--- BEGIN Data shown ---

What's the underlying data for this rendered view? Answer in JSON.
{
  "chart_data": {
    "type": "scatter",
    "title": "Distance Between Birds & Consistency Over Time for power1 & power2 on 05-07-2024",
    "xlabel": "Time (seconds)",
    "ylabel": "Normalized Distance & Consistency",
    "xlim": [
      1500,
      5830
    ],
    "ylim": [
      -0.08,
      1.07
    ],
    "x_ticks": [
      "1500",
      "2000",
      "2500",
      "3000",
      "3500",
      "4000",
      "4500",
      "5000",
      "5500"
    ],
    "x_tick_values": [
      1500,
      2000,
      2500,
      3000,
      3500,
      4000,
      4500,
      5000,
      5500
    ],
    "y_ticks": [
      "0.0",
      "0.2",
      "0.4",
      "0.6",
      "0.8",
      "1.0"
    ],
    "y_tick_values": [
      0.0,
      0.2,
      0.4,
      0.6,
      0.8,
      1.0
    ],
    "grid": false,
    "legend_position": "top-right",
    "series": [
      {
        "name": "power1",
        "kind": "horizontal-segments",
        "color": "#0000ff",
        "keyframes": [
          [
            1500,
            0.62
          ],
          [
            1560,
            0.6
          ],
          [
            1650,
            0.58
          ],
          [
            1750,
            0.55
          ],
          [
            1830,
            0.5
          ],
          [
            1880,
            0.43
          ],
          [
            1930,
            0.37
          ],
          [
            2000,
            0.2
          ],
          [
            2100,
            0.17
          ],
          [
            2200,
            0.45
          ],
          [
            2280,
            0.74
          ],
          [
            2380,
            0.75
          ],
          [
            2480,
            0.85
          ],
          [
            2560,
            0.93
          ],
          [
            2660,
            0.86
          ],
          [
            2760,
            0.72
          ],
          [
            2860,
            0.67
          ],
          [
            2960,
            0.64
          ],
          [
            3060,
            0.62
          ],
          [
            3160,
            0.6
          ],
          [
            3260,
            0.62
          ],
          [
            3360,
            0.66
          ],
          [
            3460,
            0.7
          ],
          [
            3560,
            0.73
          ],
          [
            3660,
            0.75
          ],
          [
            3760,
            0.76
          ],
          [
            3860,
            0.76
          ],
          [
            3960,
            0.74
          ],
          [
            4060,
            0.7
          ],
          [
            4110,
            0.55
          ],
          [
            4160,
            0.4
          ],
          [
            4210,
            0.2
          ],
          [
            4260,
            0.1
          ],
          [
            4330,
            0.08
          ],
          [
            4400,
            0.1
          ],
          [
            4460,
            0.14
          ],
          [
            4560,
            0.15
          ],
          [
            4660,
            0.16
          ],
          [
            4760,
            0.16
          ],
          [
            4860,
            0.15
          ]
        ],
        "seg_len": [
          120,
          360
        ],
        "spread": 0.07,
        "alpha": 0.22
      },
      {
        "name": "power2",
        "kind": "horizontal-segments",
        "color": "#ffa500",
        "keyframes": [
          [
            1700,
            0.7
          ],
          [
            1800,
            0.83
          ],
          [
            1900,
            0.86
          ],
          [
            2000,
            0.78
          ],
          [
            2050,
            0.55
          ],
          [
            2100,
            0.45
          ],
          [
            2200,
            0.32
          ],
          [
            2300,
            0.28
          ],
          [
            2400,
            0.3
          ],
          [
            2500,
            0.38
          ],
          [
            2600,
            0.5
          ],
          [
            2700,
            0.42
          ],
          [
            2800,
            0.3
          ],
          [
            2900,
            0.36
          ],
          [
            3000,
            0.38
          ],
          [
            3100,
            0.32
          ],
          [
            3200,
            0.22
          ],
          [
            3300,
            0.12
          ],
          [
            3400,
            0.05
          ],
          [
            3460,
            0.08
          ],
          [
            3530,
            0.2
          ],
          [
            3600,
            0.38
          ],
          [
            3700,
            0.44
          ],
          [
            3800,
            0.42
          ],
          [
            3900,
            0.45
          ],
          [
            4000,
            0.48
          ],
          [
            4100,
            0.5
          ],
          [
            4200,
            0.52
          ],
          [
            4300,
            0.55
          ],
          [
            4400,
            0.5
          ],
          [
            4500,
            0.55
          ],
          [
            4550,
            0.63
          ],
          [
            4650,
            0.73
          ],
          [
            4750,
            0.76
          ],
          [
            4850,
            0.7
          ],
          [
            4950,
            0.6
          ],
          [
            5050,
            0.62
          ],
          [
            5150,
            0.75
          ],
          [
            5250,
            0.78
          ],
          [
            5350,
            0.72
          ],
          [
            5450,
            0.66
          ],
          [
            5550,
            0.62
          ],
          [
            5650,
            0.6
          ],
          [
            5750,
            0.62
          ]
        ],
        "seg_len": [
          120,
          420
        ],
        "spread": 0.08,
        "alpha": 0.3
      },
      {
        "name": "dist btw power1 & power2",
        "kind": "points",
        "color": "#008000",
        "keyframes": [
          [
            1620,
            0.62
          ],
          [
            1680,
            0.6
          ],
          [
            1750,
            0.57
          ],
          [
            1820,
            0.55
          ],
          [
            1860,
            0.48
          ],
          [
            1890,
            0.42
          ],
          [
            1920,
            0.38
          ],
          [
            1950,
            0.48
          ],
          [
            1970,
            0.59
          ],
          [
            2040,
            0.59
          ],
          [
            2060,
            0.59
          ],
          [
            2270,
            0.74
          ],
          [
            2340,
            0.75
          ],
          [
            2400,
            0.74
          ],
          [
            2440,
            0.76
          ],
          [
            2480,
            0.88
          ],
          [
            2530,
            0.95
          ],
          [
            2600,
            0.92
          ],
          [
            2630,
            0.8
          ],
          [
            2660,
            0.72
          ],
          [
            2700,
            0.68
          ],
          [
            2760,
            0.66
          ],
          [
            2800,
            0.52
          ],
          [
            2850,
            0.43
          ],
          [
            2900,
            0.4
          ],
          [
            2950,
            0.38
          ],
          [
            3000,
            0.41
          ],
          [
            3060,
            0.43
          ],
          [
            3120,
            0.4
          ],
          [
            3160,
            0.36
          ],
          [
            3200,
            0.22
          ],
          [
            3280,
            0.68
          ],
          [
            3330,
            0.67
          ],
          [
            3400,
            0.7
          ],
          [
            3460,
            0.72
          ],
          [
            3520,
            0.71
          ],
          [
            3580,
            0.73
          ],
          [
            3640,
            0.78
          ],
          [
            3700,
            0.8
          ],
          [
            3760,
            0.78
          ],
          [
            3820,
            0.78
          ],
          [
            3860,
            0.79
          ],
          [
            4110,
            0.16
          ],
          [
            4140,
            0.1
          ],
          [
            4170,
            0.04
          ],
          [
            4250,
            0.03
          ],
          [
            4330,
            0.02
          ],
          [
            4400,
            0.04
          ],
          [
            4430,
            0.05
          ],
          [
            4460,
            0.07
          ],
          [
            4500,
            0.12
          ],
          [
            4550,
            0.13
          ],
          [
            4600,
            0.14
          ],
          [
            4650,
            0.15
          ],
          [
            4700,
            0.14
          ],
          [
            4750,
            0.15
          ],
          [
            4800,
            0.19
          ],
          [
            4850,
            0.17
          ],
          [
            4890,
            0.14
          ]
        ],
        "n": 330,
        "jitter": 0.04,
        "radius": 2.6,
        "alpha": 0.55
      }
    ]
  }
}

--- END Data shown ---

### Written exercise
Generate an exact reproduction of all entries.

### Task result
What's the underlying data for this rendered view? Answer in JSON.
{
  "chart_data": {
    "type": "scatter",
    "title": "Distance Between Birds & Consistency Over Time for power1 & power2 on 05-07-2024",
    "xlabel": "Time (seconds)",
    "ylabel": "Normalized Distance & Consistency",
    "xlim": [
      1500,
      5830
    ],
    "ylim": [
      -0.08,
      1.07
    ],
    "x_ticks": [
      "1500",
      "2000",
      "2500",
      "3000",
      "3500",
      "4000",
      "4500",
      "5000",
      "5500"
    ],
    "x_tick_values": [
      1500,
      2000,
      2500,
      3000,
      3500,
      4000,
      4500,
      5000,
      5500
    ],
    "y_ticks": [
      "0.0",
      "0.2",
      "0.4",
      "0.6",
      "0.8",
      "1.0"
    ],
    "y_tick_values": [
      0.0,
      0.2,
      0.4,
      0.6,
      0.8,
      1.0
    ],
    "grid": false,
    "legend_position": "top-right",
    "series": [
      {
        "name": "power1",
        "kind": "horizontal-segments",
        "color": "#0000ff",
        "keyframes": [
          [
            1500,
            0.62
          ],
          [
            1560,
            0.6
          ],
          [
            1650,
            0.58
          ],
          [
            1750,
            0.55
          ],
          [
            1830,
            0.5
          ],
          [
            1880,
            0.43
          ],
          [
            1930,
            0.37
          ],
          [
            2000,
            0.2
          ],
          [
            2100,
            0.17
          ],
          [
            2200,
            0.45
          ],
          [
            2280,
            0.74
          ],
          [
            2380,
            0.75
          ],
          [
            2480,
            0.85
          ],
          [
            2560,
            0.93
          ],
          [
            2660,
            0.86
          ],
          [
            2760,
            0.72
          ],
          [
            2860,
            0.67
          ],
          [
            2960,
            0.64
          ],
          [
            3060,
            0.62
          ],
          [
            3160,
            0.6
          ],
          [
            3260,
            0.62
          ],
          [
            3360,
            0.66
          ],
          [
            3460,
            0.7
          ],
          [
            3560,
            0.73
          ],
          [
            3660,
            0.75
          ],
          [
            3760,
            0.76
          ],
          [
            3860,
            0.76
          ],
          [
            3960,
            0.74
          ],
          [
            4060,
            0.7
          ],
          [
            4110,
            0.55
          ],
          [
            4160,
            0.4
          ],
          [
            4210,
            0.2
          ],
          [
            4260,
            0.1
          ],
          [
            4330,
            0.08
          ],
          [
            4400,
            0.1
          ],
          [
            4460,
            0.14
          ],
          [
            4560,
            0.15
          ],
          [
            4660,
            0.16
          ],
          [
            4760,
            0.16
          ],
          [
            4860,
            0.15
          ]
        ],
        "seg_len": [
          120,
          360
        ],
        "spread": 0.07,
        "alpha": 0.22
      },
      {
        "name": "power2",
        "kind": "horizontal-segments",
        "color": "#ffa500",
        "keyframes": [
          [
            1700,
            0.7
          ],
          [
            1800,
            0.83
          ],
          [
            1900,
            0.86
          ],
          [
            2000,
            0.78
          ],
          [
            2050,
            0.55
          ],
          [
            2100,
            0.45
          ],
          [
            2200,
            0.32
          ],
          [
            2300,
            0.28
          ],
          [
            2400,
            0.3
          ],
          [
            2500,
            0.38
          ],
          [
            2600,
            0.5
          ],
          [
            2700,
            0.42
          ],
          [
            2800,
            0.3
          ],
          [
            2900,
            0.36
          ],
          [
            3000,
            0.38
          ],
          [
            3100,
            0.32
          ],
          [
            3200,
            0.22
          ],
          [
            3300,
            0.12
          ],
          [
            3400,
            0.05
          ],
          [
            3460,
            0.08
          ],
          [
            3530,
            0.2
          ],
          [
            3600,
            0.38
          ],
          [
            3700,
            0.44
          ],
          [
            3800,
            0.42
          ],
          [
            3900,
            0.45
          ],
          [
            4000,
            0.48
          ],
          [
            4100,
            0.5
          ],
          [
            4200,
            0.52
          ],
          [
            4300,
            0.55
          ],
          [
            4400,
            0.5
          ],
          [
            4500,
            0.55
          ],
          [
            4550,
            0.63
          ],
          [
            4650,
            0.73
          ],
          [
            4750,
            0.76
          ],
          [
            4850,
            0.7
          ],
          [
            4950,
            0.6
          ],
          [
            5050,
            0.62
          ],
          [
            5150,
            0.75
          ],
          [
            5250,
            0.78
          ],
          [
            5350,
            0.72
          ],
          [
            5450,
            0.66
          ],
          [
            5550,
            0.62
          ],
          [
            5650,
            0.6
          ],
          [
            5750,
            0.62
          ]
        ],
        "seg_len": [
          120,
          420
        ],
        "spread": 0.08,
        "alpha": 0.3
      },
      {
        "name": "dist btw power1 & power2",
        "kind": "points",
        "color": "#008000",
        "keyframes": [
          [
            1620,
            0.62
          ],
          [
            1680,
            0.6
          ],
          [
            1750,
            0.57
          ],
          [
            1820,
            0.55
          ],
          [
            1860,
            0.48
          ],
          [
            1890,
            0.42
          ],
          [
            1920,
            0.38
          ],
          [
            1950,
            0.48
          ],
          [
            1970,
            0.59
          ],
          [
            2040,
            0.59
          ],
          [
            2060,
            0.59
          ],
          [
            2270,
            0.74
          ],
          [
            2340,
            0.75
          ],
          [
            2400,
            0.74
          ],
          [
            2440,
            0.76
          ],
          [
            2480,
            0.88
          ],
          [
            2530,
            0.95
          ],
          [
            2600,
            0.92
          ],
          [
            2630,
            0.8
          ],
          [
            2660,
            0.72
          ],
          [
            2700,
            0.68
          ],
          [
            2760,
            0.66
          ],
          [
            2800,
            0.52
          ],
          [
            2850,
            0.43
          ],
          [
            2900,
            0.4
          ],
          [
            2950,
            0.38
          ],
          [
            3000,
            0.41
          ],
          [
            3060,
            0.43
          ],
          [
            3120,
            0.4
          ],
          [
            3160,
            0.36
          ],
          [
            3200,
            0.22
          ],
          [
            3280,
            0.68
          ],
          [
            3330,
            0.67
          ],
          [
            3400,
            0.7
          ],
          [
            3460,
            0.72
          ],
          [
            3520,
            0.71
          ],
          [
            3580,
            0.73
          ],
          [
            3640,
            0.78
          ],
          [
            3700,
            0.8
          ],
          [
            3760,
            0.78
          ],
          [
            3820,
            0.78
          ],
          [
            3860,
            0.79
          ],
          [
            4110,
            0.16
          ],
          [
            4140,
            0.1
          ],
          [
            4170,
            0.04
          ],
          [
            4250,
            0.03
          ],
          [
            4330,
            0.02
          ],
          [
            4400,
            0.04
          ],
          [
            4430,
            0.05
          ],
          [
            4460,
            0.07
          ],
          [
            4500,
            0.12
          ],
          [
            4550,
            0.13
          ],
          [
            4600,
            0.14
          ],
          [
            4650,
            0.15
          ],
          [
            4700,
            0.14
          ],
          [
            4750,
            0.15
          ],
          [
            4800,
            0.19
          ],
          [
            4850,
            0.17
          ],
          [
            4890,
            0.14
          ]
        ],
        "n": 330,
        "jitter": 0.04,
        "radius": 2.6,
        "alpha": 0.55
      }
    ]
  }
}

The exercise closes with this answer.